= Exercise instructions =
The complete listing should be restated exactly.
########################################
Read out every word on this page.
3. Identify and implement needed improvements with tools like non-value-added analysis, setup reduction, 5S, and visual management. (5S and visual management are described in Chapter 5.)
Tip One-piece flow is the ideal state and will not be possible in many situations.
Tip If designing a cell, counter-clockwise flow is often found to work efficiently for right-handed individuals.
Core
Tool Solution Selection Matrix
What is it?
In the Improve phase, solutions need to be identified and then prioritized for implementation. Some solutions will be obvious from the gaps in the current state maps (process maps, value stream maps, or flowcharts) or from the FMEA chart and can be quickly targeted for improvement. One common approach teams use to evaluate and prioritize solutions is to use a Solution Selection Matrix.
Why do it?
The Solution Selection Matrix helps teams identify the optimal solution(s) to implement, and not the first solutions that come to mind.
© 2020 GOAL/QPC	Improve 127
########################################
= Completed task =
Read out every word on this page.
3. Identify and implement needed improvements with tools like non-value-added analysis, setup reduction, 5S, and visual management. (5S and visual management are described in Chapter 5.)
Tip One-piece flow is the ideal state and will not be possible in many situations.
Tip If designing a cell, counter-clockwise flow is often found to work efficiently for right-handed individuals.
Core
Tool Solution Selection Matrix
What is it?
In the Improve phase, solutions need to be identified and then prioritized for implementation. Some solutions will be obvious from the gaps in the current state maps (process maps, value stream maps, or flowcharts) or from the FMEA chart and can be quickly targeted for improvement. One common approach teams use to evaluate and prioritize solutions is to use a Solution Selection Matrix.
Why do it?
The Solution Selection Matrix helps teams identify the optimal solution(s) to implement, and not the first solutions that come to mind.
© 2020 GOAL/QPC	Improve 127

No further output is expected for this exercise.